ФРАГМЕНТ ДОКУМЕНТА:
· · · · · · ·

Благодаря душевной щедрости и безмерной коммуникабельности Николая Николаевича в Латвии знали очень многие. Напомню лишь несколько штрихов биографии. Работа на знаменитой Кузнецовской фарфоровой фабрике; дизайнер конструкторского бюро; дизайнер РЭЗа; учитель рисования; главный художник знаменитой рижской газеты «Советская молодежь»; старший художник редакционно—издательского отдела Рижского медицинского института; лектор курса по стимулированию воображения БМА... Но Уваров хотел свободы — и в итоге стал свободным художником. «Всю жизнь — одинокий волк, но хочу жить свободным среди свободных людей», — так Коля говорил сам о себе. Так, наверное, оно и было.
Одних только значимых и культовых персональных выставок, о которых говорил весь художественный мир Ойкумены, у него было за два десятка. Не считая участия в групповых вернисажах, вошедших в историю живописи не только Риги и Латвии. Благодаря Уварову сегодня мы можем видеть старое Задвинье, каким оно было еще некоторое время назад: фотографы проходили мимо деревянных развалюх вековой давности, а Николай Николаевич увидел в каждом доме свою душу и создал серию «Портреты домов», по которым можно видеть то время. Именно Портреты, как у людей! Домов уже нет — снесены новомодными застройками, но они живут в графике Уварова, как и он сам будет жить вместе с ними.

· · · · · · ·

ПРЕДОСТАВЛЕННЫЕ ЗАПИСИ:
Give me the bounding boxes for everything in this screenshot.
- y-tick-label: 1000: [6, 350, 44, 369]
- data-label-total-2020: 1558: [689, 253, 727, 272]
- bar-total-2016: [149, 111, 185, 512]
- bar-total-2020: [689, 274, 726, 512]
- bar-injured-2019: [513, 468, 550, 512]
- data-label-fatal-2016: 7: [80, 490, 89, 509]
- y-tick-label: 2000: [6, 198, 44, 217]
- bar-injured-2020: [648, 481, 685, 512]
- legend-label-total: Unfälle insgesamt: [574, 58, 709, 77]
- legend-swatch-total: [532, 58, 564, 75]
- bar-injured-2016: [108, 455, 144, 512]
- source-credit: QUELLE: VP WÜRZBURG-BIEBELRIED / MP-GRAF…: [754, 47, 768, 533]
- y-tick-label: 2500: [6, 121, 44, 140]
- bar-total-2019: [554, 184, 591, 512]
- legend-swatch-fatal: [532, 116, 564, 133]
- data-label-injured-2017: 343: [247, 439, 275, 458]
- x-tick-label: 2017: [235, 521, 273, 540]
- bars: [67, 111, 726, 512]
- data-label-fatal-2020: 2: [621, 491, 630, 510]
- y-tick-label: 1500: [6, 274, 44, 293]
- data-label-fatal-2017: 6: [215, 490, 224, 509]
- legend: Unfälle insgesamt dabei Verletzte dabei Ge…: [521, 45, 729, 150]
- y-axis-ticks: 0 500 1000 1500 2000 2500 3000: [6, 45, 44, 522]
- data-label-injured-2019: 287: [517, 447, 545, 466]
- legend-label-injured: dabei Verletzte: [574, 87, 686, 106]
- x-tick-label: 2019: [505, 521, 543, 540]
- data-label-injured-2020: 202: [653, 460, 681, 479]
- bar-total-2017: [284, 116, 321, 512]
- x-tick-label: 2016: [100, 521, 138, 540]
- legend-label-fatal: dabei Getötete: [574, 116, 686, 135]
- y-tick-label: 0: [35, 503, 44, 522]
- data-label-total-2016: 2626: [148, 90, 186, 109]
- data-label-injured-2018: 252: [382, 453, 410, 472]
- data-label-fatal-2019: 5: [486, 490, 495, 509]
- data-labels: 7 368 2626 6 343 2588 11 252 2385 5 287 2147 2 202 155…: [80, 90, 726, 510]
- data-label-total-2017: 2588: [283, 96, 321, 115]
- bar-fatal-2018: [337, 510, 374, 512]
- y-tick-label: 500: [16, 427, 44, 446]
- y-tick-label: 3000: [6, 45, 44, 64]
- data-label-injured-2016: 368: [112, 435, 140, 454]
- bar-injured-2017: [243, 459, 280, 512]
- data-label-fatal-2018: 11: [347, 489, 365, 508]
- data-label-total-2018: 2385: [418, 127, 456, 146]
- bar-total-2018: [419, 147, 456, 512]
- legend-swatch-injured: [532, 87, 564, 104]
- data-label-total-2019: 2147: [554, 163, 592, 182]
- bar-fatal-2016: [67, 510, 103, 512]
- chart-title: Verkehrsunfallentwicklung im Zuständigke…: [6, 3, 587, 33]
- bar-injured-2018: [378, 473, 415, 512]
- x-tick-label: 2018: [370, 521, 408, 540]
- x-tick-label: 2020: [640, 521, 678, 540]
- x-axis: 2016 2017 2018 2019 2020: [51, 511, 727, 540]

· · · · · · ·

ОБЯЗАТЕЛЬНЫЕ ЗАДАНИЯ:
a: Перепишите дословно отрывок из текста об Уварове: начните со слов «Благодаря душевной щедрости» и закончите словами «оно и было.».
b: Пожалуйста, перечислите все пункты из перечня штрихов биографии, который в тексте об Уварове идет после слов «Напомню лишь несколько штрихов биографии».
c: Допишите следующий абзац текста об Уварове, начав сразу после его последнего предложения.

ОТВЕТЫ К ЗАДАНИЯМ:
a:
Благодаря душевной щедрости и безмерной коммуникабельности Николая Николаевича в Латвии знали очень многие. Напомню лишь несколько штрихов биографии. Работа на знаменитой Кузнецовской фарфоровой фабрике; дизайнер конструкторского бюро; дизайнер РЭЗа; учитель рисования; главный художник знаменитой рижской газеты «Советская молодежь»; старший художник редакционно—издательского отдела Рижского медицинского института; лектор курса по стимулированию воображения БМА... Но Уваров хотел свободы — и в итоге стал свободным художником. «Всю жизнь — одинокий волк, но хочу жить свободным среди свободных людей», — так Коля говорил сам о себе. Так, наверное, оно и было.

b:
- Работа на знаменитой Кузнецовской фарфоровой фабрике
- Дизайнер конструкторского бюро
- Дизайнер РЭЗа
- Учитель рисования
- Главный художник знаменитой рижской газеты «Советская молодежь»
- Старший художник редакционно-издательского отдела Рижского медицинского института
- Лектор курса по стимулированию воображения БМА

c:
Да, естественно, нельзя пройти мимо уникального жанра, придуманного и созданного Уваровым — разработанного, выпестованного, единственного и неповторимого. Это — «дебилки». Если в жизни есть дебилизм, говорил мне как—то Коля, значит, он имеет полное право на свое художественное воплощение. Альфред Крумин, друживший с Николаем Николаевичем более 45 лет, рассказывал, что первые прикидки в этом направлении рождались в середине 70—х. Но «махровым цветом» расцвели в период перестройки и Атмоды. Не карикатуры — нет! Полновесные рисунки. «Свидетельство и документ эпохи, универсальный синтез образа и слова» — так говорил о них сам Уваров. На деле — русский сатирический лубок, именно так воспринимало этот жанр большинство. Коля соглашался: это же прекрасно! «Здорово, орлы!» (о вступлении в ЕС), «Вся жизнь — борьба», «Конь несется», «Завалим Европу лесом» — названия говорят сами за себя. Впрочем, для тех, кто не видел, советую заглянуть в пространства интернета, уверен, получите удовольствие.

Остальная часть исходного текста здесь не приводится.